_WHAT YOU SHOULD DO_
Your task is to repeat all of the data exactly while excluding the pictures.

_DATA FOR PROCESSING_
· · · · · · ·

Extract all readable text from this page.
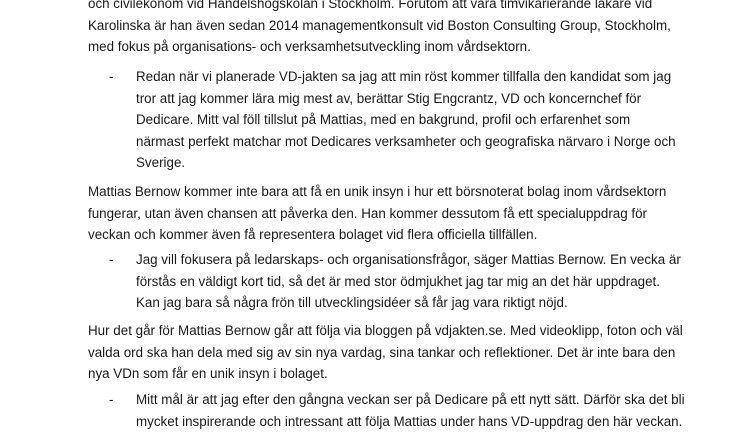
och civilekonom vid Handelshögskolan i Stockholm. Förutom att vara timvikarierande läkare vid
Karolinska är han även sedan 2014 managementkonsult vid Boston Consulting Group, Stockholm,
med fokus på organisations- och verksamhetsutveckling inom vårdsektorn.

- Redan när vi planerade VD-jakten sa jag att min röst kommer tillfalla den kandidat som jag
tror att jag kommer lära mig mest av, berättar Stig Engcrantz, VD och koncernchef för
Dedicare. Mitt val föll tillslut på Mattias, med en bakgrund, profil och erfarenhet som
närmast perfekt matchar mot Dedicares verksamheter och geografiska närvaro i Norge och
Sverige.

Mattias Bernow kommer inte bara att få en unik insyn i hur ett börsnoterat bolag inom vårdsektorn
fungerar, utan även chansen att påverka den. Han kommer dessutom få ett specialuppdrag för
veckan och kommer även få representera bolaget vid flera officiella tillfällen.

- Jag vill fokusera på ledarskaps- och organisationsfrågor, säger Mattias Bernow. En vecka är
förstås en väldigt kort tid, så det är med stor ödmjukhet jag tar mig an det här uppdraget.
Kan jag bara så några frön till utvecklingsidéer så får jag vara riktigt nöjd.

Hur det går för Mattias Bernow går att följa via bloggen på vdjakten.se. Med videoklipp, foton och väl
valda ord ska han dela med sig av sin nya vardag, sina tankar och reflektioner. Det är inte bara den
nya VDn som får en unik insyn i bolaget.

- Mitt mål är att jag efter den gångna veckan ser på Dedicare på ett nytt sätt. Därför ska det bli
mycket inspirerande och intressant att följa Mattias under hans VD-uppdrag den här veckan.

· · · · · · ·

_RESULT BELOW_
Extract all readable text from this page.
och civilekonom vid Handelshögskolan i Stockholm. Förutom att vara timvikarierande läkare vid
Karolinska är han även sedan 2014 managementkonsult vid Boston Consulting Group, Stockholm,
med fokus på organisations- och verksamhetsutveckling inom vårdsektorn.

- Redan när vi planerade VD-jakten sa jag att min röst kommer tillfalla den kandidat som jag
tror att jag kommer lära mig mest av, berättar Stig Engcrantz, VD och koncernchef för
Dedicare. Mitt val föll tillslut på Mattias, med en bakgrund, profil och erfarenhet som
närmast perfekt matchar mot Dedicares verksamheter och geografiska närvaro i Norge och
Sverige.

Mattias Bernow kommer inte bara att få en unik insyn i hur ett börsnoterat bolag inom vårdsektorn
fungerar, utan även chansen att påverka den. Han kommer dessutom få ett specialuppdrag för
veckan och kommer även få representera bolaget vid flera officiella tillfällen.

- Jag vill fokusera på ledarskaps- och organisationsfrågor, säger Mattias Bernow. En vecka är
förstås en väldigt kort tid, så det är med stor ödmjukhet jag tar mig an det här uppdraget.
Kan jag bara så några frön till utvecklingsidéer så får jag vara riktigt nöjd.

Hur det går för Mattias Bernow går att följa via bloggen på vdjakten.se. Med videoklipp, foton och väl
valda ord ska han dela med sig av sin nya vardag, sina tankar och reflektioner. Det är inte bara den
nya VDn som får en unik insyn i bolaget.

- Mitt mål är att jag efter den gångna veckan ser på Dedicare på ett nytt sätt. Därför ska det bli
mycket inspirerande och intressant att följa Mattias under hans VD-uppdrag den här veckan.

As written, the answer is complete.